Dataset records
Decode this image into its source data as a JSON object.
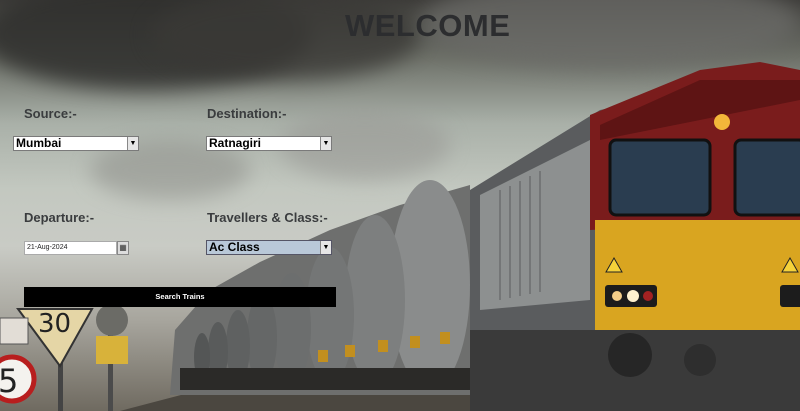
{
  "page": {
    "title": "WELCOME"
  },
  "form": {
    "source": {
      "label": "Source:-",
      "value": "Mumbai"
    },
    "destination": {
      "label": "Destination:-",
      "value": "Ratnagiri"
    },
    "departure": {
      "label": "Departure:-",
      "value": "21-Aug-2024"
    },
    "travellers_class": {
      "label": "Travellers & Class:-",
      "value": "Ac Class"
    },
    "search_button": "Search Trains"
  },
  "signage": {
    "speed_limit": "30",
    "number_sign": "5"
  },
  "colors": {
    "button_bg": "#000000",
    "selected_highlight": "#b9c8d8",
    "title_text": "#2c2d2f",
    "locomotive_yellow": "#d9a520",
    "locomotive_red": "#7a1c1c"
  },
  "icons": {
    "dropdown": "chevron-down-icon",
    "calendar": "calendar-icon"
  }
}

### GOAL
Omit the pictures, and quote the material above exactly as given.

### RESPONSE
Decode this image into its source data as a JSON object.
{
  "page": {
    "title": "WELCOME"
  },
  "form": {
    "source": {
      "label": "Source:-",
      "value": "Mumbai"
    },
    "destination": {
      "label": "Destination:-",
      "value": "Ratnagiri"
    },
    "departure": {
      "label": "Departure:-",
      "value": "21-Aug-2024"
    },
    "travellers_class": {
      "label": "Travellers & Class:-",
      "value": "Ac Class"
    },
    "search_button": "Search Trains"
  },
  "signage": {
    "speed_limit": "30",
    "number_sign": "5"
  },
  "colors": {
    "button_bg": "#000000",
    "selected_highlight": "#b9c8d8",
    "title_text": "#2c2d2f",
    "locomotive_yellow": "#d9a520",
    "locomotive_red": "#7a1c1c"
  },
  "icons": {
    "dropdown": "chevron-down-icon",
    "calendar": "calendar-icon"
  }
}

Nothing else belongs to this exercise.